The exercise:
Type out the records that follow, exactly as given.

===== Supplied information

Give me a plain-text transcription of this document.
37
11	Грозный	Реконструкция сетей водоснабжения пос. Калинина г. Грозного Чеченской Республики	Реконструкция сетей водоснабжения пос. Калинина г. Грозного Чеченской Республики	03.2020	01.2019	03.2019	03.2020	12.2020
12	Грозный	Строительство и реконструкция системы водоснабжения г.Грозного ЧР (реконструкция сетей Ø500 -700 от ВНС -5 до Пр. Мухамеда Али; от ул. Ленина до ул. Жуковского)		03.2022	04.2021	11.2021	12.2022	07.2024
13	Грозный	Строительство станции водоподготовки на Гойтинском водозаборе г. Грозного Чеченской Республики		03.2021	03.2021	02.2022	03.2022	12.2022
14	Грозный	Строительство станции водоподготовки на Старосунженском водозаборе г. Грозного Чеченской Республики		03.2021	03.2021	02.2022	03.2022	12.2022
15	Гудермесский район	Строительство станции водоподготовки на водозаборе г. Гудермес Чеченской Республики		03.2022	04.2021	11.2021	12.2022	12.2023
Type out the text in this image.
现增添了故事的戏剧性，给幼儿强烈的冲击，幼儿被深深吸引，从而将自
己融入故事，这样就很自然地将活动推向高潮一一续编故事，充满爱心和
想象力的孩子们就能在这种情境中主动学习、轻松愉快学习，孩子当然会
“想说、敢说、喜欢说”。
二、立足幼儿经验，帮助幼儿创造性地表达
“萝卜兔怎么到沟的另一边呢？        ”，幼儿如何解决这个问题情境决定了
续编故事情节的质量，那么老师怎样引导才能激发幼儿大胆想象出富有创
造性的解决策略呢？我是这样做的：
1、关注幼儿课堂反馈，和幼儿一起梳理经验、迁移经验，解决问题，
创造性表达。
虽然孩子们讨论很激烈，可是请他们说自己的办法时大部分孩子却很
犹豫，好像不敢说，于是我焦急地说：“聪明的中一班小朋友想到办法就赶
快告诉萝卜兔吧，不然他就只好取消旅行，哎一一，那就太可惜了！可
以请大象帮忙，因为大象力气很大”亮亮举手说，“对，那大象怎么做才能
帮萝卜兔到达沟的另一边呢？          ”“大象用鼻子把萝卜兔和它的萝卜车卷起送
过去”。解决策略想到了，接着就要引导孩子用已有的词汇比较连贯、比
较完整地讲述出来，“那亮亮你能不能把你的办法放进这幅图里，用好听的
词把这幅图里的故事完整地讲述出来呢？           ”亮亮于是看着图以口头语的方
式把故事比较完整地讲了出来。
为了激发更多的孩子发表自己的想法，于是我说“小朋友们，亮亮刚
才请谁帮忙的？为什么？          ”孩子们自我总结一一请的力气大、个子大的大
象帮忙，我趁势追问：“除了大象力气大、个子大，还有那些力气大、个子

==========

Final result:
Give me a plain-text transcription of this document.
37
11	Грозный	Реконструкция сетей водоснабжения пос. Калинина г. Грозного Чеченской Республики	Реконструкция сетей водоснабжения пос. Калинина г. Грозного Чеченской Республики	03.2020	01.2019	03.2019	03.2020	12.2020
12	Грозный	Строительство и реконструкция системы водоснабжения г.Грозного ЧР (реконструкция сетей Ø500 -700 от ВНС -5 до Пр. Мухамеда Али; от ул. Ленина до ул. Жуковского)		03.2022	04.2021	11.2021	12.2022	07.2024
13	Грозный	Строительство станции водоподготовки на Гойтинском водозаборе г. Грозного Чеченской Республики		03.2021	03.2021	02.2022	03.2022	12.2022
14	Грозный	Строительство станции водоподготовки на Старосунженском водозаборе г. Грозного Чеченской Республики		03.2021	03.2021	02.2022	03.2022	12.2022
15	Гудермесский район	Строительство станции водоподготовки на водозаборе г. Гудермес Чеченской Республики		03.2022	04.2021	11.2021	12.2022	12.2023
Type out the text in this image.
现增添了故事的戏剧性，给幼儿强烈的冲击，幼儿被深深吸引，从而将自
己融入故事，这样就很自然地将活动推向高潮一一续编故事，充满爱心和
想象力的孩子们就能在这种情境中主动学习、轻松愉快学习，孩子当然会
“想说、敢说、喜欢说”。
二、立足幼儿经验，帮助幼儿创造性地表达
“萝卜兔怎么到沟的另一边呢？        ”，幼儿如何解决这个问题情境决定了
续编故事情节的质量，那么老师怎样引导才能激发幼儿大胆想象出富有创
造性的解决策略呢？我是这样做的：
1、关注幼儿课堂反馈，和幼儿一起梳理经验、迁移经验，解决问题，
创造性表达。
虽然孩子们讨论很激烈，可是请他们说自己的办法时大部分孩子却很
犹豫，好像不敢说，于是我焦急地说：“聪明的中一班小朋友想到办法就赶
快告诉萝卜兔吧，不然他就只好取消旅行，哎一一，那就太可惜了！可
以请大象帮忙，因为大象力气很大”亮亮举手说，“对，那大象怎么做才能
帮萝卜兔到达沟的另一边呢？          ”“大象用鼻子把萝卜兔和它的萝卜车卷起送
过去”。解决策略想到了，接着就要引导孩子用已有的词汇比较连贯、比
较完整地讲述出来，“那亮亮你能不能把你的办法放进这幅图里，用好听的
词把这幅图里的故事完整地讲述出来呢？           ”亮亮于是看着图以口头语的方
式把故事比较完整地讲了出来。
为了激发更多的孩子发表自己的想法，于是我说“小朋友们，亮亮刚
才请谁帮忙的？为什么？          ”孩子们自我总结一一请的力气大、个子大的大
象帮忙，我趁势追问：“除了大象力气大、个子大，还有那些力气大、个子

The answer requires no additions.